[Figure collection entries]

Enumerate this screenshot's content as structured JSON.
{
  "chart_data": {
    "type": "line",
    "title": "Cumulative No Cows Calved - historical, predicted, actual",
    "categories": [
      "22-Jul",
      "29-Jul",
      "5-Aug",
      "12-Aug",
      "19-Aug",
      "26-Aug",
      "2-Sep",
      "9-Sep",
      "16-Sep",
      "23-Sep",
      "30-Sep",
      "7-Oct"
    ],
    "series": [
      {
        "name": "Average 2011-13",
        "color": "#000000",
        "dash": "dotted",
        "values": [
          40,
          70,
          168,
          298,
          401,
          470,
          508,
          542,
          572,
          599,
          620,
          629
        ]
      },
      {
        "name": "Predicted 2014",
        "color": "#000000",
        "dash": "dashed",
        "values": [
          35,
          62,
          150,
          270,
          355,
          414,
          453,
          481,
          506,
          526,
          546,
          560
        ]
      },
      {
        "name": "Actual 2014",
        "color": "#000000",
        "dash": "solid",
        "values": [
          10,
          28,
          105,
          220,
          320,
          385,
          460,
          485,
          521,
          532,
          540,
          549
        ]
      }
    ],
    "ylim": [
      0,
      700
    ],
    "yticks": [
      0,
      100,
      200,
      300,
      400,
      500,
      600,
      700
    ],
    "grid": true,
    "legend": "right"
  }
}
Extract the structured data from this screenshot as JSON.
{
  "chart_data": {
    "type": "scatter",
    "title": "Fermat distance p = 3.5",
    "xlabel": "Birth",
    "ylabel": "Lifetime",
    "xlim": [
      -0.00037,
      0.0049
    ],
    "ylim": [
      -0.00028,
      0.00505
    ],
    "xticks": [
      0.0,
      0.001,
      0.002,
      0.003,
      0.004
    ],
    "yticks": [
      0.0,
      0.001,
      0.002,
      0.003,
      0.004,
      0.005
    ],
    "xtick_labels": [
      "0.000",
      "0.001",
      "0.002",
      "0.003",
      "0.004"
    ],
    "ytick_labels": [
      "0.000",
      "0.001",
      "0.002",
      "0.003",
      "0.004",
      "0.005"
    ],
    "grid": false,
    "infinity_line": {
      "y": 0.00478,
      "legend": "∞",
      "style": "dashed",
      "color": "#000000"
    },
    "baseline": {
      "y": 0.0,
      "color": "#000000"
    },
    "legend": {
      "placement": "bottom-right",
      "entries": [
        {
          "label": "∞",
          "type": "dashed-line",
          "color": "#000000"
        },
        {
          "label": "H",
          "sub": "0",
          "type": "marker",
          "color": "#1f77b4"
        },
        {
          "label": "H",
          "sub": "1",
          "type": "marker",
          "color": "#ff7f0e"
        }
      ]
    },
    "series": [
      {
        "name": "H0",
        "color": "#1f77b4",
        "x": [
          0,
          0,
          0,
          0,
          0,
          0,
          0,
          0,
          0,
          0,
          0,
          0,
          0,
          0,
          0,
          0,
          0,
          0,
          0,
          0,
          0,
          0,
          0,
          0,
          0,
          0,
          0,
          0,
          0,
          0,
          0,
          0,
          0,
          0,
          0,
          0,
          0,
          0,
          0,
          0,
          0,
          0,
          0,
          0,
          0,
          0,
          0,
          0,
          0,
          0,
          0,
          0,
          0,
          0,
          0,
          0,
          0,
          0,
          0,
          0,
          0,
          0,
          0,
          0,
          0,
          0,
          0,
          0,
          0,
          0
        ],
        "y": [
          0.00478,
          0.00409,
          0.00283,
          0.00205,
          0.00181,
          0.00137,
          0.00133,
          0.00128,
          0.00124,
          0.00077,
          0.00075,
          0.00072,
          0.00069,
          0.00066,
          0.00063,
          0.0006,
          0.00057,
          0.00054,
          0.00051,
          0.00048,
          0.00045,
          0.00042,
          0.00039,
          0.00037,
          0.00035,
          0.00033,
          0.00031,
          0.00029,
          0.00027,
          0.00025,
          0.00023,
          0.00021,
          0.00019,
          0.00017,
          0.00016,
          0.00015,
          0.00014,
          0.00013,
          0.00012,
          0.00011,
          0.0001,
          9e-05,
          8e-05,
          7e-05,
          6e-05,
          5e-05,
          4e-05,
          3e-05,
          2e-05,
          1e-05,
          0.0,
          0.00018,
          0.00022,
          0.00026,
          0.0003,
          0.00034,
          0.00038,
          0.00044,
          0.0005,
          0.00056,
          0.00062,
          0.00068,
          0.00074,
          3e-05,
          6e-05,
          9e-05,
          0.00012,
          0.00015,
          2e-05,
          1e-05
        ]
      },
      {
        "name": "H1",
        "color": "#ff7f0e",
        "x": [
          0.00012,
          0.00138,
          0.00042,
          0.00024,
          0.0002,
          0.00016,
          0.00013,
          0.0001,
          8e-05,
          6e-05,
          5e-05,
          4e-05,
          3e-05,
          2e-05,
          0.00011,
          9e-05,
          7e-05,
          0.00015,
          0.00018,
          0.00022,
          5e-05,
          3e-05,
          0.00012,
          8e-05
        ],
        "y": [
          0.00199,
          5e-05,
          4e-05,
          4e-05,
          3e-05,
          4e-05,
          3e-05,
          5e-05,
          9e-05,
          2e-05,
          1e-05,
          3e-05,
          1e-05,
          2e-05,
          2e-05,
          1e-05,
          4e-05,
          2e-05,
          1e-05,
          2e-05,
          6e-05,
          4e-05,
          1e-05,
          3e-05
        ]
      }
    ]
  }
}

## [Given request]
The data above must be returned in full, exactly as written.

## [Correct answer]
Enumerate this screenshot's content as structured JSON.
{
  "chart_data": {
    "type": "line",
    "title": "Cumulative No Cows Calved - historical, predicted, actual",
    "categories": [
      "22-Jul",
      "29-Jul",
      "5-Aug",
      "12-Aug",
      "19-Aug",
      "26-Aug",
      "2-Sep",
      "9-Sep",
      "16-Sep",
      "23-Sep",
      "30-Sep",
      "7-Oct"
    ],
    "series": [
      {
        "name": "Average 2011-13",
        "color": "#000000",
        "dash": "dotted",
        "values": [
          40,
          70,
          168,
          298,
          401,
          470,
          508,
          542,
          572,
          599,
          620,
          629
        ]
      },
      {
        "name": "Predicted 2014",
        "color": "#000000",
        "dash": "dashed",
        "values": [
          35,
          62,
          150,
          270,
          355,
          414,
          453,
          481,
          506,
          526,
          546,
          560
        ]
      },
      {
        "name": "Actual 2014",
        "color": "#000000",
        "dash": "solid",
        "values": [
          10,
          28,
          105,
          220,
          320,
          385,
          460,
          485,
          521,
          532,
          540,
          549
        ]
      }
    ],
    "ylim": [
      0,
      700
    ],
    "yticks": [
      0,
      100,
      200,
      300,
      400,
      500,
      600,
      700
    ],
    "grid": true,
    "legend": "right"
  }
}
Extract the structured data from this screenshot as JSON.
{
  "chart_data": {
    "type": "scatter",
    "title": "Fermat distance p = 3.5",
    "xlabel": "Birth",
    "ylabel": "Lifetime",
    "xlim": [
      -0.00037,
      0.0049
    ],
    "ylim": [
      -0.00028,
      0.00505
    ],
    "xticks": [
      0.0,
      0.001,
      0.002,
      0.003,
      0.004
    ],
    "yticks": [
      0.0,
      0.001,
      0.002,
      0.003,
      0.004,
      0.005
    ],
    "xtick_labels": [
      "0.000",
      "0.001",
      "0.002",
      "0.003",
      "0.004"
    ],
    "ytick_labels": [
      "0.000",
      "0.001",
      "0.002",
      "0.003",
      "0.004",
      "0.005"
    ],
    "grid": false,
    "infinity_line": {
      "y": 0.00478,
      "legend": "∞",
      "style": "dashed",
      "color": "#000000"
    },
    "baseline": {
      "y": 0.0,
      "color": "#000000"
    },
    "legend": {
      "placement": "bottom-right",
      "entries": [
        {
          "label": "∞",
          "type": "dashed-line",
          "color": "#000000"
        },
        {
          "label": "H",
          "sub": "0",
          "type": "marker",
          "color": "#1f77b4"
        },
        {
          "label": "H",
          "sub": "1",
          "type": "marker",
          "color": "#ff7f0e"
        }
      ]
    },
    "series": [
      {
        "name": "H0",
        "color": "#1f77b4",
        "x": [
          0,
          0,
          0,
          0,
          0,
          0,
          0,
          0,
          0,
          0,
          0,
          0,
          0,
          0,
          0,
          0,
          0,
          0,
          0,
          0,
          0,
          0,
          0,
          0,
          0,
          0,
          0,
          0,
          0,
          0,
          0,
          0,
          0,
          0,
          0,
          0,
          0,
          0,
          0,
          0,
          0,
          0,
          0,
          0,
          0,
          0,
          0,
          0,
          0,
          0,
          0,
          0,
          0,
          0,
          0,
          0,
          0,
          0,
          0,
          0,
          0,
          0,
          0,
          0,
          0,
          0,
          0,
          0,
          0,
          0
        ],
        "y": [
          0.00478,
          0.00409,
          0.00283,
          0.00205,
          0.00181,
          0.00137,
          0.00133,
          0.00128,
          0.00124,
          0.00077,
          0.00075,
          0.00072,
          0.00069,
          0.00066,
          0.00063,
          0.0006,
          0.00057,
          0.00054,
          0.00051,
          0.00048,
          0.00045,
          0.00042,
          0.00039,
          0.00037,
          0.00035,
          0.00033,
          0.00031,
          0.00029,
          0.00027,
          0.00025,
          0.00023,
          0.00021,
          0.00019,
          0.00017,
          0.00016,
          0.00015,
          0.00014,
          0.00013,
          0.00012,
          0.00011,
          0.0001,
          9e-05,
          8e-05,
          7e-05,
          6e-05,
          5e-05,
          4e-05,
          3e-05,
          2e-05,
          1e-05,
          0.0,
          0.00018,
          0.00022,
          0.00026,
          0.0003,
          0.00034,
          0.00038,
          0.00044,
          0.0005,
          0.00056,
          0.00062,
          0.00068,
          0.00074,
          3e-05,
          6e-05,
          9e-05,
          0.00012,
          0.00015,
          2e-05,
          1e-05
        ]
      },
      {
        "name": "H1",
        "color": "#ff7f0e",
        "x": [
          0.00012,
          0.00138,
          0.00042,
          0.00024,
          0.0002,
          0.00016,
          0.00013,
          0.0001,
          8e-05,
          6e-05,
          5e-05,
          4e-05,
          3e-05,
          2e-05,
          0.00011,
          9e-05,
          7e-05,
          0.00015,
          0.00018,
          0.00022,
          5e-05,
          3e-05,
          0.00012,
          8e-05
        ],
        "y": [
          0.00199,
          5e-05,
          4e-05,
          4e-05,
          3e-05,
          4e-05,
          3e-05,
          5e-05,
          9e-05,
          2e-05,
          1e-05,
          3e-05,
          1e-05,
          2e-05,
          2e-05,
          1e-05,
          4e-05,
          2e-05,
          1e-05,
          2e-05,
          6e-05,
          4e-05,
          1e-05,
          3e-05
        ]
      }
    ]
  }
}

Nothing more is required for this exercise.